>> BEGIN SUPPLIED ENTRIES

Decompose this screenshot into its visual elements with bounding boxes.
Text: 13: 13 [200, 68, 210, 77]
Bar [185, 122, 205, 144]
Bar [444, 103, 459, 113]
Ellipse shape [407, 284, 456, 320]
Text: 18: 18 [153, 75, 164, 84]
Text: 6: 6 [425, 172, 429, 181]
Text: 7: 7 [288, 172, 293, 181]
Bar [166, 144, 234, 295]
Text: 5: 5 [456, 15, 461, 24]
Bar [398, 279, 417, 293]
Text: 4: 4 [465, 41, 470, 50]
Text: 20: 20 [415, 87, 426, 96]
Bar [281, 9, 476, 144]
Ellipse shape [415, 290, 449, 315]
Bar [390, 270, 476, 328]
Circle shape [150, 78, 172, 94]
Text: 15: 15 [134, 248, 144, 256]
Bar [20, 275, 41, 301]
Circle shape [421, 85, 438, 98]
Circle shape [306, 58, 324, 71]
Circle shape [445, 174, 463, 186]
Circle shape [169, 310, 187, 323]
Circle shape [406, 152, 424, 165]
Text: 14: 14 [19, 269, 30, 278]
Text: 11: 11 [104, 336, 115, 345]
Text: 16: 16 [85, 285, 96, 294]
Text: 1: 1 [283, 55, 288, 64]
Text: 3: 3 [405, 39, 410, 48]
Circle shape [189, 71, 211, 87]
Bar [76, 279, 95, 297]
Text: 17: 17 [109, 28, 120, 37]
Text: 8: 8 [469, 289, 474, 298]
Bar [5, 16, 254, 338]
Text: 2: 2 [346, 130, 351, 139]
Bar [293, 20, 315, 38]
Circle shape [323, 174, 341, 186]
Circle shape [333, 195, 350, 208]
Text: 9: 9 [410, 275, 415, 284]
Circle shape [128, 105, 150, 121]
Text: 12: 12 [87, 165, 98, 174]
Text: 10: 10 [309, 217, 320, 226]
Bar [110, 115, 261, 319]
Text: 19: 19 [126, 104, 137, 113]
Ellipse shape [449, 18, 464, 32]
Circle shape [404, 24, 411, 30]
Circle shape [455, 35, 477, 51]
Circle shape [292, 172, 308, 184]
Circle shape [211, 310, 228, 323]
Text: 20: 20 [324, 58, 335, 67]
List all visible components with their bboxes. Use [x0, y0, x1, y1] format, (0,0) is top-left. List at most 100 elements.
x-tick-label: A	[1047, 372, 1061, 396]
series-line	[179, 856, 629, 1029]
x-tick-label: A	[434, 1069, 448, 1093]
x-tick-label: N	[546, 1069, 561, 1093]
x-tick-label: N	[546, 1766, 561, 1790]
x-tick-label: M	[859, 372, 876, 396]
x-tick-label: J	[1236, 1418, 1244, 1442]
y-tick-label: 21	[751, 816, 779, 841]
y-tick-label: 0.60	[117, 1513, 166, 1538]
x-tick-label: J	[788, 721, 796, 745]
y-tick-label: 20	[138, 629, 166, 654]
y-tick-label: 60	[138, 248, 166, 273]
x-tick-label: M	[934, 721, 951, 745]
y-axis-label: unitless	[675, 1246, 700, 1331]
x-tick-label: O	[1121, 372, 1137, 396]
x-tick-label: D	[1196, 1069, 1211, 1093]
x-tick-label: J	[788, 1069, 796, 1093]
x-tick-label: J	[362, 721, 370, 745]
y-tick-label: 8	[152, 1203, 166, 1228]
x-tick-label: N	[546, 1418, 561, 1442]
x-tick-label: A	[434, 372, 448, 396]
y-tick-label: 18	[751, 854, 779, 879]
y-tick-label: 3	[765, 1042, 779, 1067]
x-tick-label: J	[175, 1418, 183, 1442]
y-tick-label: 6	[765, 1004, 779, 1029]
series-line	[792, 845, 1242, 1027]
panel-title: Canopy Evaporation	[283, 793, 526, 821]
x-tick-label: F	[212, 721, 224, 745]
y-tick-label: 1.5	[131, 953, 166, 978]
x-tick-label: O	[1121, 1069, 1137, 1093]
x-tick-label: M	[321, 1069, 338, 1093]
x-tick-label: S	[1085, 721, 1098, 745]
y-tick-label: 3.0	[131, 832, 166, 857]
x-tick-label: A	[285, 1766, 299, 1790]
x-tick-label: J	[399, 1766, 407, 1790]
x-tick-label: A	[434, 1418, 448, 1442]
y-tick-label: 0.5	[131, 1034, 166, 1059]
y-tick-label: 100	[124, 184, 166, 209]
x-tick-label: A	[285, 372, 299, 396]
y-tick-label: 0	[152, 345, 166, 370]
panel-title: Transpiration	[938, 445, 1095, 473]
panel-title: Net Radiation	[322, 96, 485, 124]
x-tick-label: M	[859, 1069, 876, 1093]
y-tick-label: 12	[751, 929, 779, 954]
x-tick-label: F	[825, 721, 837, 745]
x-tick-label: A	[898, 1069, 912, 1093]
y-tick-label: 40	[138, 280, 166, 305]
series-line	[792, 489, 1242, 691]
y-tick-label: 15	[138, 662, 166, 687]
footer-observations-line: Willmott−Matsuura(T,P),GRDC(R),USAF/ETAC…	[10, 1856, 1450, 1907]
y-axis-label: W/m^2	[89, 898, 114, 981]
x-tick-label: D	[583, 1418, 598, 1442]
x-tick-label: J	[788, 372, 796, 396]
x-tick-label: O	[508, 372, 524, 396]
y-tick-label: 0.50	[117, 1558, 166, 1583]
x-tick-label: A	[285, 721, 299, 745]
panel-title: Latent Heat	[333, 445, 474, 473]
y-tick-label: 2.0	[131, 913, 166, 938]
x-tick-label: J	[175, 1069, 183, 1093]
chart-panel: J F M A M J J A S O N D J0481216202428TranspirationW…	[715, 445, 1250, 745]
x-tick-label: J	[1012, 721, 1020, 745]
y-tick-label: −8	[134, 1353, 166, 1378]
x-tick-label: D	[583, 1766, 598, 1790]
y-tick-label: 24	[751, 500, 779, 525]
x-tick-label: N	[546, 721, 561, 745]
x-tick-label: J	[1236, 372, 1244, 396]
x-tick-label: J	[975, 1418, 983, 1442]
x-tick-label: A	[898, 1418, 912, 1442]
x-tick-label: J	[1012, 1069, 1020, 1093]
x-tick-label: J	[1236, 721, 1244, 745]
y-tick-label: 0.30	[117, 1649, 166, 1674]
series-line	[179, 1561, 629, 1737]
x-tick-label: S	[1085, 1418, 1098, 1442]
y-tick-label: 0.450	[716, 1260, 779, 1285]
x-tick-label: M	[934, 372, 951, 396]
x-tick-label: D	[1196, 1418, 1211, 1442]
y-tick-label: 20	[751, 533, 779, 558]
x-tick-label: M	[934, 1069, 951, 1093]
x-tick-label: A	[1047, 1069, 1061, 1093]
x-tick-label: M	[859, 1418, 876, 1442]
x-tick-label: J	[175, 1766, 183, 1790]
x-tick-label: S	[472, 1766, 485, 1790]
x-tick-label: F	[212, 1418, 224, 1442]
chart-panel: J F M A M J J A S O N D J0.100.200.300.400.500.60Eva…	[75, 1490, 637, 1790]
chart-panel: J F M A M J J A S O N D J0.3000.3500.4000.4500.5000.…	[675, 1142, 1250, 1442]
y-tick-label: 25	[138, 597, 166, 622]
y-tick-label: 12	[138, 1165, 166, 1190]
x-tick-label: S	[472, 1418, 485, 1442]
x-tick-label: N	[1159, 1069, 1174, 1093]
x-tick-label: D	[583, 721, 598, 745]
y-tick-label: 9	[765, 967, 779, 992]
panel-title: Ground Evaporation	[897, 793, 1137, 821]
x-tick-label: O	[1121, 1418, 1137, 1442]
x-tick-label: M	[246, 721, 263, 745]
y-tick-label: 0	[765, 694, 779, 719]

>> END SUPPLIED ENTRIES

Copy out the entire listing above line for line, without altering a single character.

Decompose this screenshot into its visual elements with bounding boxes.
Text: 13: 13 [200, 68, 210, 77]
Bar [185, 122, 205, 144]
Bar [444, 103, 459, 113]
Ellipse shape [407, 284, 456, 320]
Text: 18: 18 [153, 75, 164, 84]
Text: 6: 6 [425, 172, 429, 181]
Text: 7: 7 [288, 172, 293, 181]
Bar [166, 144, 234, 295]
Text: 5: 5 [456, 15, 461, 24]
Bar [398, 279, 417, 293]
Text: 4: 4 [465, 41, 470, 50]
Text: 20: 20 [415, 87, 426, 96]
Bar [281, 9, 476, 144]
Ellipse shape [415, 290, 449, 315]
Bar [390, 270, 476, 328]
Circle shape [150, 78, 172, 94]
Text: 15: 15 [134, 248, 144, 256]
Bar [20, 275, 41, 301]
Circle shape [421, 85, 438, 98]
Circle shape [306, 58, 324, 71]
Circle shape [445, 174, 463, 186]
Circle shape [169, 310, 187, 323]
Circle shape [406, 152, 424, 165]
Text: 14: 14 [19, 269, 30, 278]
Text: 11: 11 [104, 336, 115, 345]
Text: 16: 16 [85, 285, 96, 294]
Text: 1: 1 [283, 55, 288, 64]
Text: 3: 3 [405, 39, 410, 48]
Circle shape [189, 71, 211, 87]
Bar [76, 279, 95, 297]
Text: 17: 17 [109, 28, 120, 37]
Text: 8: 8 [469, 289, 474, 298]
Bar [5, 16, 254, 338]
Text: 2: 2 [346, 130, 351, 139]
Bar [293, 20, 315, 38]
Circle shape [323, 174, 341, 186]
Circle shape [333, 195, 350, 208]
Text: 9: 9 [410, 275, 415, 284]
Circle shape [128, 105, 150, 121]
Text: 12: 12 [87, 165, 98, 174]
Text: 10: 10 [309, 217, 320, 226]
Bar [110, 115, 261, 319]
Text: 19: 19 [126, 104, 137, 113]
Ellipse shape [449, 18, 464, 32]
Circle shape [404, 24, 411, 30]
Circle shape [455, 35, 477, 51]
Circle shape [292, 172, 308, 184]
Circle shape [211, 310, 228, 323]
Text: 20: 20 [324, 58, 335, 67]
List all visible components with their bboxes. Use [x0, y0, x1, y1] format, (0,0) is top-left. List at most 100 elements.
x-tick-label: A	[1047, 372, 1061, 396]
series-line	[179, 856, 629, 1029]
x-tick-label: A	[434, 1069, 448, 1093]
x-tick-label: N	[546, 1069, 561, 1093]
x-tick-label: N	[546, 1766, 561, 1790]
x-tick-label: M	[859, 372, 876, 396]
x-tick-label: J	[1236, 1418, 1244, 1442]
y-tick-label: 21	[751, 816, 779, 841]
y-tick-label: 0.60	[117, 1513, 166, 1538]
x-tick-label: J	[788, 721, 796, 745]
y-tick-label: 20	[138, 629, 166, 654]
y-tick-label: 60	[138, 248, 166, 273]
x-tick-label: M	[934, 721, 951, 745]
y-axis-label: unitless	[675, 1246, 700, 1331]
x-tick-label: O	[1121, 372, 1137, 396]
x-tick-label: D	[1196, 1069, 1211, 1093]
x-tick-label: J	[788, 1069, 796, 1093]
x-tick-label: J	[362, 721, 370, 745]
y-tick-label: 8	[152, 1203, 166, 1228]
x-tick-label: N	[546, 1418, 561, 1442]
x-tick-label: A	[434, 372, 448, 396]
y-tick-label: 18	[751, 854, 779, 879]
y-tick-label: 3	[765, 1042, 779, 1067]
x-tick-label: J	[175, 1418, 183, 1442]
y-tick-label: 6	[765, 1004, 779, 1029]
series-line	[792, 845, 1242, 1027]
panel-title: Canopy Evaporation	[283, 793, 526, 821]
x-tick-label: F	[212, 721, 224, 745]
y-tick-label: 1.5	[131, 953, 166, 978]
x-tick-label: O	[1121, 1069, 1137, 1093]
x-tick-label: M	[321, 1069, 338, 1093]
x-tick-label: S	[1085, 721, 1098, 745]
y-tick-label: 3.0	[131, 832, 166, 857]
x-tick-label: A	[285, 1766, 299, 1790]
x-tick-label: J	[399, 1766, 407, 1790]
x-tick-label: A	[434, 1418, 448, 1442]
y-tick-label: 0.5	[131, 1034, 166, 1059]
y-tick-label: 100	[124, 184, 166, 209]
x-tick-label: A	[285, 372, 299, 396]
y-tick-label: 0	[152, 345, 166, 370]
panel-title: Transpiration	[938, 445, 1095, 473]
panel-title: Net Radiation	[322, 96, 485, 124]
x-tick-label: M	[859, 1069, 876, 1093]
y-tick-label: 12	[751, 929, 779, 954]
x-tick-label: F	[825, 721, 837, 745]
x-tick-label: A	[898, 1069, 912, 1093]
y-tick-label: 40	[138, 280, 166, 305]
series-line	[792, 489, 1242, 691]
y-tick-label: 15	[138, 662, 166, 687]
footer-observations-line: Willmott−Matsuura(T,P),GRDC(R),USAF/ETAC…	[10, 1856, 1450, 1907]
y-axis-label: W/m^2	[89, 898, 114, 981]
x-tick-label: D	[583, 1418, 598, 1442]
x-tick-label: J	[788, 372, 796, 396]
x-tick-label: O	[508, 372, 524, 396]
y-tick-label: 0.50	[117, 1558, 166, 1583]
x-tick-label: A	[285, 721, 299, 745]
panel-title: Latent Heat	[333, 445, 474, 473]
y-tick-label: 2.0	[131, 913, 166, 938]
x-tick-label: J	[175, 1069, 183, 1093]
chart-panel: J F M A M J J A S O N D J0481216202428TranspirationW…	[715, 445, 1250, 745]
x-tick-label: J	[1012, 721, 1020, 745]
y-tick-label: −8	[134, 1353, 166, 1378]
x-tick-label: D	[583, 1766, 598, 1790]
y-tick-label: 24	[751, 500, 779, 525]
x-tick-label: N	[546, 721, 561, 745]
x-tick-label: J	[1236, 372, 1244, 396]
x-tick-label: J	[975, 1418, 983, 1442]
x-tick-label: A	[898, 1418, 912, 1442]
x-tick-label: J	[1012, 1069, 1020, 1093]
x-tick-label: J	[1236, 721, 1244, 745]
y-tick-label: 0.30	[117, 1649, 166, 1674]
series-line	[179, 1561, 629, 1737]
x-tick-label: S	[1085, 1418, 1098, 1442]
y-tick-label: 0.450	[716, 1260, 779, 1285]
x-tick-label: M	[934, 372, 951, 396]
x-tick-label: D	[1196, 1418, 1211, 1442]
y-tick-label: 20	[751, 533, 779, 558]
x-tick-label: M	[934, 1069, 951, 1093]
x-tick-label: A	[1047, 1069, 1061, 1093]
x-tick-label: M	[859, 1418, 876, 1442]
x-tick-label: J	[175, 1766, 183, 1790]
x-tick-label: S	[472, 1766, 485, 1790]
x-tick-label: F	[212, 1418, 224, 1442]
chart-panel: J F M A M J J A S O N D J0.100.200.300.400.500.60Eva…	[75, 1490, 637, 1790]
chart-panel: J F M A M J J A S O N D J0.3000.3500.4000.4500.5000.…	[675, 1142, 1250, 1442]
y-tick-label: 25	[138, 597, 166, 622]
y-tick-label: 12	[138, 1165, 166, 1190]
x-tick-label: S	[472, 1418, 485, 1442]
x-tick-label: N	[1159, 1069, 1174, 1093]
x-tick-label: D	[583, 721, 598, 745]
y-tick-label: 9	[765, 967, 779, 992]
panel-title: Ground Evaporation	[897, 793, 1137, 821]
x-tick-label: O	[1121, 1418, 1137, 1442]
x-tick-label: M	[246, 721, 263, 745]
y-tick-label: 0	[765, 694, 779, 719]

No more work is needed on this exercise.